● INSTRUCTIONS TO FOLLOW
Copy out each line in the material below that has the word "jedes".

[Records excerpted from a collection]

* START *

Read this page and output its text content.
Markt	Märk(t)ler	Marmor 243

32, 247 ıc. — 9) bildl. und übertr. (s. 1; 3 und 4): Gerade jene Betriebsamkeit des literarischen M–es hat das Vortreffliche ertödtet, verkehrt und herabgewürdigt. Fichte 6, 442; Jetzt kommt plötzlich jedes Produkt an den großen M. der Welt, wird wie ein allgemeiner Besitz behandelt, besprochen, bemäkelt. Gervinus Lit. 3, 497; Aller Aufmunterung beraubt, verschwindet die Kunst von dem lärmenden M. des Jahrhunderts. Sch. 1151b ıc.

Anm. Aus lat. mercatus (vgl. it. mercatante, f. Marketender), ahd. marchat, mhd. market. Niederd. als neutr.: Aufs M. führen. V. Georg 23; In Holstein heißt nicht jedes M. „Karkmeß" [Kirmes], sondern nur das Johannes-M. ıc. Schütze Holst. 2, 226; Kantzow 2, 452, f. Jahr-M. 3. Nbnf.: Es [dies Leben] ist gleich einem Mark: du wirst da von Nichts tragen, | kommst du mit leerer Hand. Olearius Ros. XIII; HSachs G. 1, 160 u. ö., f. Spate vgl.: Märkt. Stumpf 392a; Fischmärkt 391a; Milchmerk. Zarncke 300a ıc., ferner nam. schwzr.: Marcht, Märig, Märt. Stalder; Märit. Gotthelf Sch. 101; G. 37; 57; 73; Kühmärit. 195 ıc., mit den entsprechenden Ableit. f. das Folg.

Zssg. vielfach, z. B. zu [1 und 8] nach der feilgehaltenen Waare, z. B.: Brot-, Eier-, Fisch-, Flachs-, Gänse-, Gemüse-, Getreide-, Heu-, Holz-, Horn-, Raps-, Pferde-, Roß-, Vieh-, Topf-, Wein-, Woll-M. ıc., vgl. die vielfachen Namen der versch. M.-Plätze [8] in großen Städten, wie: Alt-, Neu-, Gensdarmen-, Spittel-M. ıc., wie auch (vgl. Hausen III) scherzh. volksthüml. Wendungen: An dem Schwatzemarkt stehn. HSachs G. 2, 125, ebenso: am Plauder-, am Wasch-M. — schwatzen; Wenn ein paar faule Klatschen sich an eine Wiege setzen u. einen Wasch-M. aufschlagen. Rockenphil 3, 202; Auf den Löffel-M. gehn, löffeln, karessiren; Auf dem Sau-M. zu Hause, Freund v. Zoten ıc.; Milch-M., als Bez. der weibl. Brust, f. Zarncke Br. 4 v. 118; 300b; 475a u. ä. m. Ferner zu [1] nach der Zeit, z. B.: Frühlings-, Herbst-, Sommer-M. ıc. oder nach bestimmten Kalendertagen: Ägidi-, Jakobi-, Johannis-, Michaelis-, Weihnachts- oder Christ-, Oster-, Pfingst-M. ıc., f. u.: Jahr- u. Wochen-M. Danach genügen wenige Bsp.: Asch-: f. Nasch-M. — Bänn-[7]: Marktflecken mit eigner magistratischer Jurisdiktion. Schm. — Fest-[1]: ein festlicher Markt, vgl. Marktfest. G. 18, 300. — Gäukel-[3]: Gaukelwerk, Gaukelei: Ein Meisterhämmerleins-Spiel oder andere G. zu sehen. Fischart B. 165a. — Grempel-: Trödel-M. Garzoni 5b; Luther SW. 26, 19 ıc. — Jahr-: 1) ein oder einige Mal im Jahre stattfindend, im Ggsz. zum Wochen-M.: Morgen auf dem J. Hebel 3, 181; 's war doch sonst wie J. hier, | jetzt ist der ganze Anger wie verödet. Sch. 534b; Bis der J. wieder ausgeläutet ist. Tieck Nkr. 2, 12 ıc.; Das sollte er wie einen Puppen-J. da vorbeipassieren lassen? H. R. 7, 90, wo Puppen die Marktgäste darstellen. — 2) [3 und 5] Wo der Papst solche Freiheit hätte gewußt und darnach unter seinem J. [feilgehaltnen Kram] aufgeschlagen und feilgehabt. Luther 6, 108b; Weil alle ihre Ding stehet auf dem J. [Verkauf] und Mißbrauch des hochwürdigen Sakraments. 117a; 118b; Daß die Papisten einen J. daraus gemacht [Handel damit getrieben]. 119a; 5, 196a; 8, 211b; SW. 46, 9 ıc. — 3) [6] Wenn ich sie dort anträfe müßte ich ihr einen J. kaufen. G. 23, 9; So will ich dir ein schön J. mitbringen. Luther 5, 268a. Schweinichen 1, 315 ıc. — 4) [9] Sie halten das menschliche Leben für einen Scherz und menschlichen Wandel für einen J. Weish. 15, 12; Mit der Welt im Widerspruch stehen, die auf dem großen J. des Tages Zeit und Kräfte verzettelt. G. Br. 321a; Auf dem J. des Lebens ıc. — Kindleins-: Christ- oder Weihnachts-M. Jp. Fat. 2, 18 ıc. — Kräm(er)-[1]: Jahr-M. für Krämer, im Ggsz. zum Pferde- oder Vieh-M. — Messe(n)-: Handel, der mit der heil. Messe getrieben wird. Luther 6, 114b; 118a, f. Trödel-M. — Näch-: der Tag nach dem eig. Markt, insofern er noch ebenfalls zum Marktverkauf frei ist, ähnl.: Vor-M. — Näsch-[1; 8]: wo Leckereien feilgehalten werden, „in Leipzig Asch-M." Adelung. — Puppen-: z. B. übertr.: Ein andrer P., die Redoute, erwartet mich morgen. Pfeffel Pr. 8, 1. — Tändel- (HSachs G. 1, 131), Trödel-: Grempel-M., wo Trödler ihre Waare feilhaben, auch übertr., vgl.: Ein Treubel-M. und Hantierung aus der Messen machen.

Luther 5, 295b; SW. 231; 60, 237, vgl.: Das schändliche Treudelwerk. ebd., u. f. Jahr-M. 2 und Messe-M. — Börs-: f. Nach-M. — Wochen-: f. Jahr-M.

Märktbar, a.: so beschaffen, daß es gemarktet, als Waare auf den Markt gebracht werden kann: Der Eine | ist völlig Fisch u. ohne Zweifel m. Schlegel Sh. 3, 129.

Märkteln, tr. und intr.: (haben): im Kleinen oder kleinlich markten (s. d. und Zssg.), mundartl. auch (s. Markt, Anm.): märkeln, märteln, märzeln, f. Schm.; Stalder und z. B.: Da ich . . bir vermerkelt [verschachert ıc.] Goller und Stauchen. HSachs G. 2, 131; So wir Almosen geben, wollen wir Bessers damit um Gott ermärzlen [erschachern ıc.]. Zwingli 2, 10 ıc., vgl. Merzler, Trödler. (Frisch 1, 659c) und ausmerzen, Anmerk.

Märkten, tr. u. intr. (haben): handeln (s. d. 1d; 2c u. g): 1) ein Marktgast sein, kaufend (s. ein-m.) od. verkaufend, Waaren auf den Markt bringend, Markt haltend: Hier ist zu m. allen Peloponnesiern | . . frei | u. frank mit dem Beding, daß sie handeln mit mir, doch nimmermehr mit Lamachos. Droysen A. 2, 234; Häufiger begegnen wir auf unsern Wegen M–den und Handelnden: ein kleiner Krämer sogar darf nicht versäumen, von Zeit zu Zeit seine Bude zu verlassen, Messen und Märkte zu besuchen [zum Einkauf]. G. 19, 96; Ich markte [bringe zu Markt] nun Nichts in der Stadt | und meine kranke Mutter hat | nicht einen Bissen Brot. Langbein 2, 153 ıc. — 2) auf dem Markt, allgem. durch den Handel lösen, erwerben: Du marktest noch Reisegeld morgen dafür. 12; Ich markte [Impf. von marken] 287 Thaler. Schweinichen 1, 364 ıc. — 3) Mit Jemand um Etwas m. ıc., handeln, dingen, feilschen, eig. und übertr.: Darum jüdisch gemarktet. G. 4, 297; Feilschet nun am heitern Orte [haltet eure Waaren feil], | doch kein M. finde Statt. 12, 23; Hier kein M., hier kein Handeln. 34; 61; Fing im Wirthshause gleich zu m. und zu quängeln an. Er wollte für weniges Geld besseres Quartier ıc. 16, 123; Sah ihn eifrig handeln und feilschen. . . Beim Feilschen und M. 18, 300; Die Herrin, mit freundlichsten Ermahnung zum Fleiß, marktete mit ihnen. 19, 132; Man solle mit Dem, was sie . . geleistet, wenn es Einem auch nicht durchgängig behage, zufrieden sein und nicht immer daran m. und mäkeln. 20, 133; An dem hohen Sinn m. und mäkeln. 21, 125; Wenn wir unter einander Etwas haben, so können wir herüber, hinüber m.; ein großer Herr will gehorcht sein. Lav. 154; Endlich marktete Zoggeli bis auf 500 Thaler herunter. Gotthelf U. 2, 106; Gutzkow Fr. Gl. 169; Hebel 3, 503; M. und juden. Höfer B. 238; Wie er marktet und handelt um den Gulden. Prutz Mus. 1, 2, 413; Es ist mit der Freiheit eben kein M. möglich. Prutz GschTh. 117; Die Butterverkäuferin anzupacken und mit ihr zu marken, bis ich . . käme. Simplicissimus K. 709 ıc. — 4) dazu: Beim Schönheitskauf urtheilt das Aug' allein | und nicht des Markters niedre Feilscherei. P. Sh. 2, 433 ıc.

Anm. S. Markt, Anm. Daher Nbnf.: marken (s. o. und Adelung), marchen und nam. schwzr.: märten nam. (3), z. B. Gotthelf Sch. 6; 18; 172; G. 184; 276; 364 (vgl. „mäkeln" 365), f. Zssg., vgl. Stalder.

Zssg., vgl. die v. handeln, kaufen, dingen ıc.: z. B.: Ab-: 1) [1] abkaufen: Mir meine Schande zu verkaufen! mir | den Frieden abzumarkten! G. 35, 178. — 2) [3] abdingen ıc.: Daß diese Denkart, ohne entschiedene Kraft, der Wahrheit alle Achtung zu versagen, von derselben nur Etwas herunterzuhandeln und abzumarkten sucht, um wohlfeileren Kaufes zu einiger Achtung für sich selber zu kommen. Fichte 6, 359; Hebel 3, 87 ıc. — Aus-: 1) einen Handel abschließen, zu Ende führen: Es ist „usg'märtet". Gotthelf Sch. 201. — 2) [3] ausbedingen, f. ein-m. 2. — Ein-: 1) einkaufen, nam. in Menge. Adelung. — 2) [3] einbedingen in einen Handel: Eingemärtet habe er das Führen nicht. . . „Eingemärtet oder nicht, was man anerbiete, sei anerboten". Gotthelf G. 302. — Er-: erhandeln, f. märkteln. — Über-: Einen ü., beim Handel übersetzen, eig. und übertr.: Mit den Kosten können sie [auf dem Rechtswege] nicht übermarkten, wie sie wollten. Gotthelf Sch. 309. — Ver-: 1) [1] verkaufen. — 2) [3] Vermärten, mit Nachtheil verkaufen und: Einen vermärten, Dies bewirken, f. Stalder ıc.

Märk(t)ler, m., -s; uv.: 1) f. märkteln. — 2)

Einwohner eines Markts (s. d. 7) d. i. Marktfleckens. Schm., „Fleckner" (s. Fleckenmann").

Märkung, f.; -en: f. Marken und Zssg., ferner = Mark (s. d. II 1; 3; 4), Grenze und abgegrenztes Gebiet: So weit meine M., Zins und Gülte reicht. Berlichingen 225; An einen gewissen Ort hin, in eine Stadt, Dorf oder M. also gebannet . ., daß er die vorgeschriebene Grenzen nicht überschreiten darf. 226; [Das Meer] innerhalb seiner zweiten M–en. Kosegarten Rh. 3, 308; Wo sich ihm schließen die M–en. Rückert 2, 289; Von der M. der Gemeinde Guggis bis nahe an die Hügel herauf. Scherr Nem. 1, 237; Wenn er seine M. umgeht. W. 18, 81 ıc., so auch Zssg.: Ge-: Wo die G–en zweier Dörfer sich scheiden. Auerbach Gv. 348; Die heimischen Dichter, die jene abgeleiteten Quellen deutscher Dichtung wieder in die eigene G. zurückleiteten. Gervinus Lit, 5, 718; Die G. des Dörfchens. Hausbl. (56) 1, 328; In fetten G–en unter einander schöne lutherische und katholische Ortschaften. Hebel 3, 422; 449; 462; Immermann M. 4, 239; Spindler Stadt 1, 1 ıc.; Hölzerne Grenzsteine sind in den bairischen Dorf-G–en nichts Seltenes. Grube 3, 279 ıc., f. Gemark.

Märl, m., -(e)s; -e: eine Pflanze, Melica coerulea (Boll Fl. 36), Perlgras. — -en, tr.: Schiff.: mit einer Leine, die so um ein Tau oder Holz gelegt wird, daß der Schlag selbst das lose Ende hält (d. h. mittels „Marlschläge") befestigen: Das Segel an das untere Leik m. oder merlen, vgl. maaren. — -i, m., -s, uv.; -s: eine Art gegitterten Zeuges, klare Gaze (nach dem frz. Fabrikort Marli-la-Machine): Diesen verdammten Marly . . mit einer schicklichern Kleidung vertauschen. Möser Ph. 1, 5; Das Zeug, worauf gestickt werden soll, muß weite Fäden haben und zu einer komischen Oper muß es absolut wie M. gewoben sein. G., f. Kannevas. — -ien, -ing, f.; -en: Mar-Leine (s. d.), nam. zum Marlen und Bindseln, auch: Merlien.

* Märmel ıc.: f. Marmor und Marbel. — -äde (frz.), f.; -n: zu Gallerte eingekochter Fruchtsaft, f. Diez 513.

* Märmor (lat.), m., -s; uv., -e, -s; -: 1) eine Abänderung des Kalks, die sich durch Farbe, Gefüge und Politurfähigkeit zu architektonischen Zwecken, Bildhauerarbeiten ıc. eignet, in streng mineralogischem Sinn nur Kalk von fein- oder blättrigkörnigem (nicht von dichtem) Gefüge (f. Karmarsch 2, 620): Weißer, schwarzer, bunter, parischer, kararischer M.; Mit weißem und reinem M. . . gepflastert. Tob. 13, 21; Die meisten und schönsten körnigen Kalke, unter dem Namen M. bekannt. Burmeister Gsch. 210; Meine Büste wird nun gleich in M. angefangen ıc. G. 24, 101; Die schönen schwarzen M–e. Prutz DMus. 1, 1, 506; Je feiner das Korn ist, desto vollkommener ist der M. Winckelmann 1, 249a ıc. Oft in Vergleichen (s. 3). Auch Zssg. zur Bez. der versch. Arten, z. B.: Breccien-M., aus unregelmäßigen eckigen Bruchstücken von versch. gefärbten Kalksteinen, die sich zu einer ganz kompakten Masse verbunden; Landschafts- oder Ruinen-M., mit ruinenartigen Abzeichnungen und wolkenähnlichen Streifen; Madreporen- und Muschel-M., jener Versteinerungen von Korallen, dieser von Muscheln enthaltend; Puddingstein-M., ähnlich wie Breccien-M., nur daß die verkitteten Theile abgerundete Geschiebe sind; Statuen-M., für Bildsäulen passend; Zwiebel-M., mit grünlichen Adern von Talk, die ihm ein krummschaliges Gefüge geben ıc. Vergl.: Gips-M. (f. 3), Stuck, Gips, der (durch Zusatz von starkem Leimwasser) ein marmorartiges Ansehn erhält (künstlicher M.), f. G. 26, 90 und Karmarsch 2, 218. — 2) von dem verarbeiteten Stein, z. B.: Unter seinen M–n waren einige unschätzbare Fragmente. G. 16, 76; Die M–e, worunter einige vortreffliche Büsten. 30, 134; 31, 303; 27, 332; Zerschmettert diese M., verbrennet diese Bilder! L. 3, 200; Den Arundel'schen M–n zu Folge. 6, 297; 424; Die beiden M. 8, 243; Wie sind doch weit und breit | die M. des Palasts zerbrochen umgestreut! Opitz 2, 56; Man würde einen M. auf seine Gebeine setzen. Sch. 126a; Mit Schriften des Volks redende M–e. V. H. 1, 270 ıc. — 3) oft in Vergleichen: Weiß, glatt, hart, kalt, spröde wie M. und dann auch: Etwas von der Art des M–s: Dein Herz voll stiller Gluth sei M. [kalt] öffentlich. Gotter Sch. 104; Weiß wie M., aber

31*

* END *

● CORRECT OUTPUT
32, 247 ıc. — 9) bildl. und übertr. (s. 1; 3 und 4): Gerade jene Betriebsamkeit des literarischen M–es hat das Vortreffliche ertödtet, verkehrt und herabgewürdigt. Fichte 6, 442; Jetzt kommt plötzlich jedes Produkt an den großen M. der Welt, wird wie ein allgemeiner Besitz behandelt, besprochen, bemäkelt. Gervinus Lit. 3, 497; Aller Aufmunterung beraubt, verschwindet die Kunst von dem lärmenden M. des Jahrhunderts. Sch. 1151b ıc.
Anm. Aus lat. mercatus (vgl. it. mercatante, f. Marketender), ahd. marchat, mhd. market. Niederd. als neutr.: Aufs M. führen. V. Georg 23; In Holstein heißt nicht jedes M. „Karkmeß" [Kirmes], sondern nur das Johannes-M. ıc. Schütze Holst. 2, 226; Kantzow 2, 452, f. Jahr-M. 3. Nbnf.: Es [dies Leben] ist gleich einem Mark: du wirst da von Nichts tragen, | kommst du mit leerer Hand. Olearius Ros. XIII; HSachs G. 1, 160 u. ö., f. Spate vgl.: Märkt. Stumpf 392a; Fischmärkt 391a; Milchmerk. Zarncke 300a ıc., ferner nam. schwzr.: Marcht, Märig, Märt. Stalder; Märit. Gotthelf Sch. 101; G. 37; 57; 73; Kühmärit. 195 ıc., mit den entsprechenden Ableit. f. das Folg.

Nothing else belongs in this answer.